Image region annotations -

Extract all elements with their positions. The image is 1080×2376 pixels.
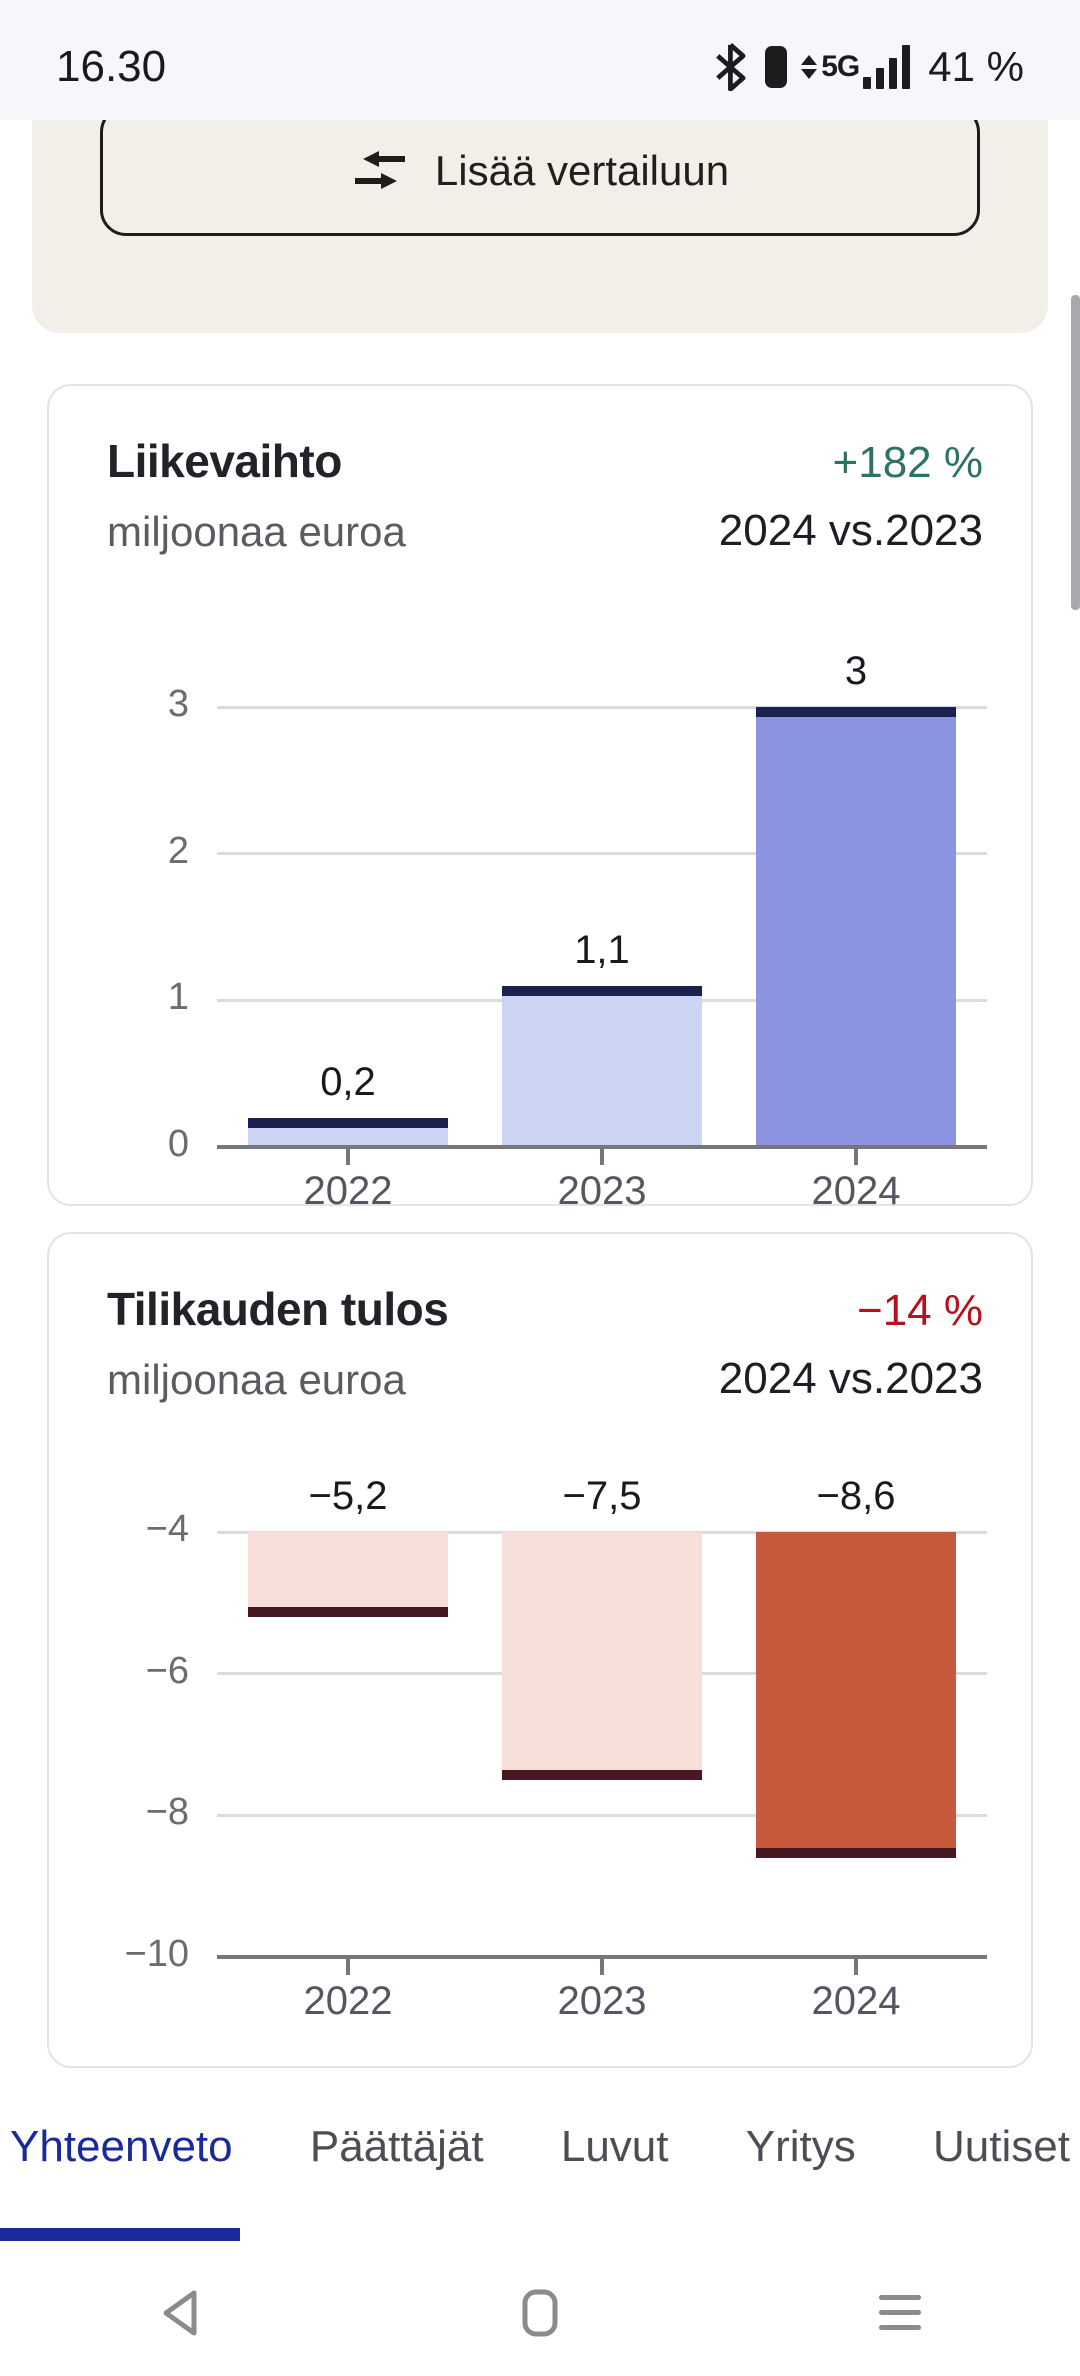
android-nav-bar [0, 2250, 1080, 2376]
chart-comparison: 2024 vs.2023 [718, 1354, 983, 1403]
tab-uutiset[interactable]: Uutiset [933, 2122, 1070, 2171]
network-indicator: 5G [801, 45, 911, 89]
compare-arrows-icon [354, 151, 405, 189]
bar-value-label: 3 [844, 649, 868, 693]
status-icons: 5G 41 % [713, 43, 1024, 91]
chart-title: Tilikauden tulos [107, 1283, 449, 1335]
active-tab-underline [0, 2228, 240, 2241]
chart-unit: miljoonaa euroa [107, 508, 406, 555]
chart-bar-2024 [756, 1532, 956, 1858]
x-axis-label: 2022 [303, 1169, 393, 1213]
chart-bar-2023 [502, 1532, 702, 1780]
data-arrows-icon [801, 55, 818, 79]
home-square-icon [522, 2289, 558, 2337]
tab-list: Yhteenveto Päättäjät Luvut Yritys Uutiset [0, 2122, 1080, 2172]
bar-value-label: 0,2 [320, 1059, 376, 1104]
x-axis-tick [346, 1957, 350, 1975]
scrollbar-thumb[interactable] [1071, 295, 1080, 610]
recents-lines-icon [879, 2295, 921, 2330]
x-axis-label: 2023 [557, 1979, 647, 2023]
chart-bar-2023 [502, 985, 702, 1147]
gridline [217, 1813, 987, 1817]
nav-back-button[interactable] [120, 2283, 240, 2343]
chart-bar-2022 [248, 1117, 448, 1147]
status-bar: 16.30 5G 41 % [0, 0, 1080, 120]
bar-cap [248, 1117, 448, 1128]
back-triangle-icon [163, 2290, 197, 2336]
x-axis-tick [600, 1147, 604, 1165]
gridline [217, 852, 987, 856]
y-axis-label: −10 [124, 1933, 189, 1975]
battery-icon [765, 46, 788, 88]
chart-title: Liikevaihto [107, 435, 342, 487]
bar-value-label: −5,2 [308, 1474, 388, 1518]
x-axis-tick [600, 1957, 604, 1975]
tab-päättäjät[interactable]: Päättäjät [309, 2122, 484, 2171]
battery-percent: 41 % [928, 43, 1024, 90]
chart-card-tilikauden-tulos: Tilikauden tulos −14 % miljoonaa euroa 2… [47, 1232, 1033, 2068]
chart-bar-2024 [756, 707, 956, 1147]
x-axis-tick [854, 1147, 858, 1165]
y-axis-label: −8 [145, 1791, 189, 1834]
add-to-comparison-button[interactable]: Lisää vertailuun [100, 106, 980, 236]
bar-cap [502, 1769, 702, 1780]
add-to-comparison-label: Lisää vertailuun [434, 147, 730, 194]
nav-home-button[interactable] [480, 2283, 600, 2343]
bar-cap [756, 707, 956, 717]
bar-value-label: 1,1 [574, 927, 630, 972]
y-axis-label: 2 [167, 829, 189, 872]
tab-yhteenveto[interactable]: Yhteenveto [10, 2122, 233, 2171]
compare-panel: Lisää vertailuun [32, 106, 1048, 333]
chart-plot: −4 −6 −8 −10 −5,2 2022 −7,5 2023 −8,6 2024 [49, 1234, 1031, 2066]
chart-plot: 3 2 1 0 0,2 2022 1,1 2023 3 2024 [49, 386, 1031, 1213]
bar-cap [502, 985, 702, 996]
bar-cap [248, 1607, 448, 1617]
chart-bar-2022 [248, 1532, 448, 1617]
x-axis-tick [854, 1957, 858, 1975]
x-axis-label: 2024 [811, 1169, 901, 1213]
gridline [217, 705, 987, 709]
network-type-label: 5G [821, 50, 860, 83]
nav-recents-button[interactable] [840, 2283, 960, 2343]
chart-card-liikevaihto: Liikevaihto +182 % miljoonaa euroa 2024 … [47, 384, 1033, 1213]
y-axis-label: 3 [167, 683, 189, 725]
bluetooth-icon [716, 43, 746, 91]
chart-delta: +182 % [832, 438, 983, 487]
bar-cap [756, 1847, 956, 1858]
bar-value-label: −7,5 [562, 1474, 642, 1518]
y-axis-label: −6 [145, 1649, 189, 1692]
y-axis-label: 0 [167, 1123, 189, 1165]
signal-bars-icon [863, 45, 911, 89]
bar-value-label: −8,6 [816, 1474, 896, 1518]
chart-delta: −14 % [857, 1286, 983, 1335]
chart-unit: miljoonaa euroa [107, 1356, 406, 1403]
x-axis-label: 2022 [303, 1979, 393, 2023]
status-time: 16.30 [56, 42, 167, 91]
x-axis-tick [346, 1147, 350, 1165]
tab-luvut[interactable]: Luvut [560, 2122, 669, 2171]
y-axis-label: −4 [145, 1508, 189, 1550]
y-axis-label: 1 [167, 976, 189, 1019]
chart-comparison: 2024 vs.2023 [718, 506, 983, 555]
x-axis-label: 2024 [811, 1979, 901, 2023]
x-axis-label: 2023 [557, 1169, 647, 1213]
tab-yritys[interactable]: Yritys [745, 2122, 856, 2171]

STATED GOAL - Which lines in the data above contain the string "button"? Pick out every one of them.

PROBLEM SOLUTION -
nav-back-button[interactable] [120, 2283, 240, 2343]
add-to-comparison-button[interactable]: Lisää vertailuun [100, 106, 980, 236]
nav-home-button[interactable] [480, 2283, 600, 2343]
nav-recents-button[interactable] [840, 2283, 960, 2343]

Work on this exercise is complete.